Problem statement — Copy the lines holding the word "name", all of them.

Given information —
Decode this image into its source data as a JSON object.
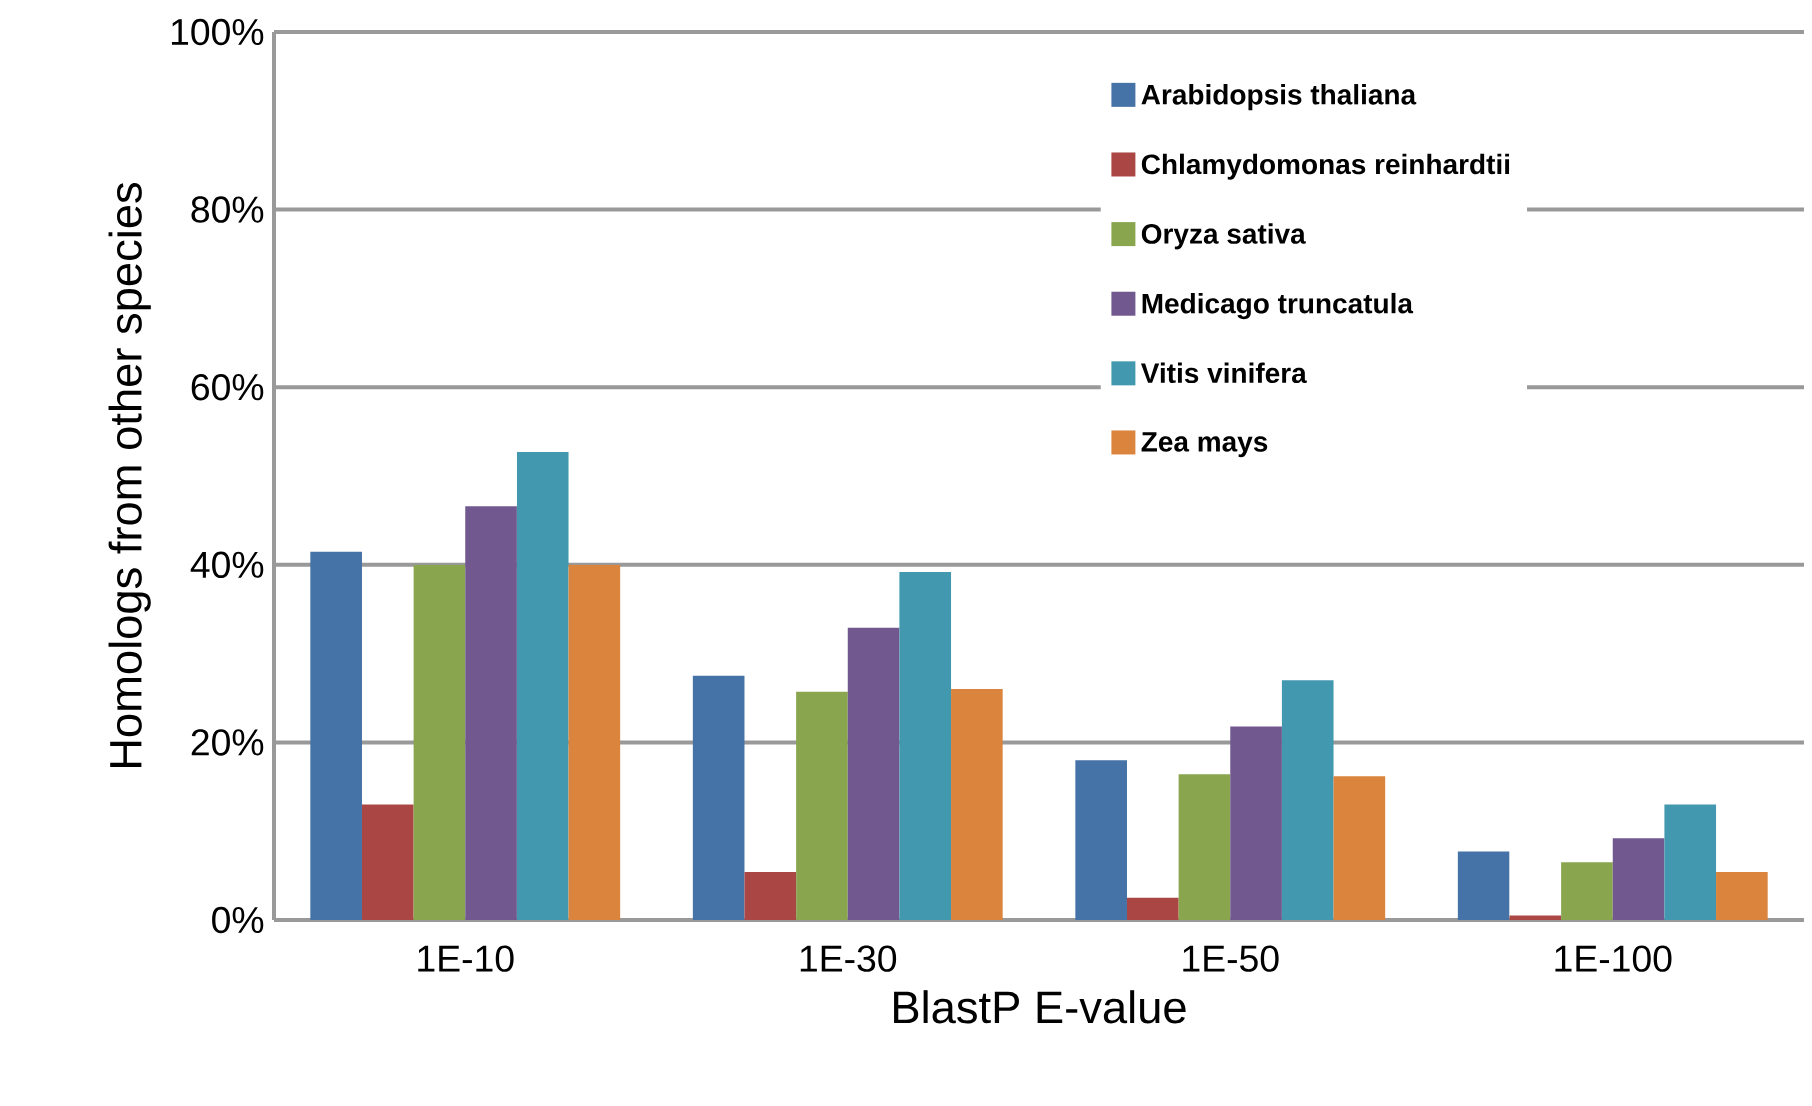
{
  "chart_data": {
    "type": "bar",
    "xlabel": "BlastP E-value",
    "ylabel": "Homologs from other species",
    "categories": [
      "1E-10",
      "1E-30",
      "1E-50",
      "1E-100"
    ],
    "series": [
      {
        "name": "Arabidopsis thaliana",
        "color": "#4572a7",
        "values": [
          41.5,
          27.5,
          18,
          7.7
        ]
      },
      {
        "name": "Chlamydomonas reinhardtii",
        "color": "#aa4643",
        "values": [
          13,
          5.4,
          2.5,
          0.5
        ]
      },
      {
        "name": "Oryza sativa",
        "color": "#89a54e",
        "values": [
          40,
          25.7,
          16.4,
          6.5
        ]
      },
      {
        "name": "Medicago truncatula",
        "color": "#71588f",
        "values": [
          46.6,
          32.9,
          21.8,
          9.2
        ]
      },
      {
        "name": "Vitis vinifera",
        "color": "#4198af",
        "values": [
          52.7,
          39.2,
          27,
          13
        ]
      },
      {
        "name": "Zea mays",
        "color": "#db843d",
        "values": [
          40,
          26,
          16.2,
          5.4
        ]
      }
    ],
    "ylim": [
      0,
      100
    ],
    "yticks": [
      {
        "value": 0,
        "label": "0%"
      },
      {
        "value": 20,
        "label": "20%"
      },
      {
        "value": 40,
        "label": "40%"
      },
      {
        "value": 60,
        "label": "60%"
      },
      {
        "value": 80,
        "label": "80%"
      },
      {
        "value": 100,
        "label": "100%"
      }
    ],
    "grid": "y",
    "legend": "top right"
  }
}
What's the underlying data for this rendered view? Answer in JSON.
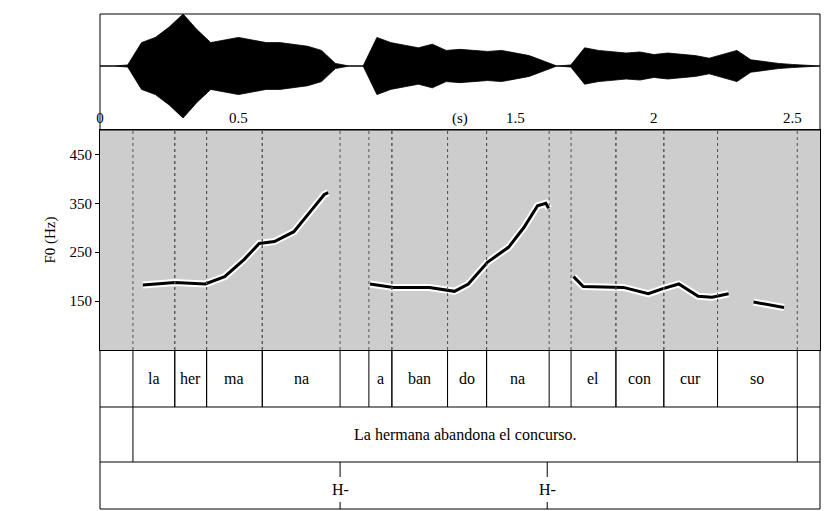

Task response —
        "name": "Arabidopsis thaliana",
        "name": "Chlamydomonas reinhardtii",
        "name": "Oryza sativa",
        "name": "Medicago truncatula",
        "name": "Vitis vinifera",
        "name": "Zea mays",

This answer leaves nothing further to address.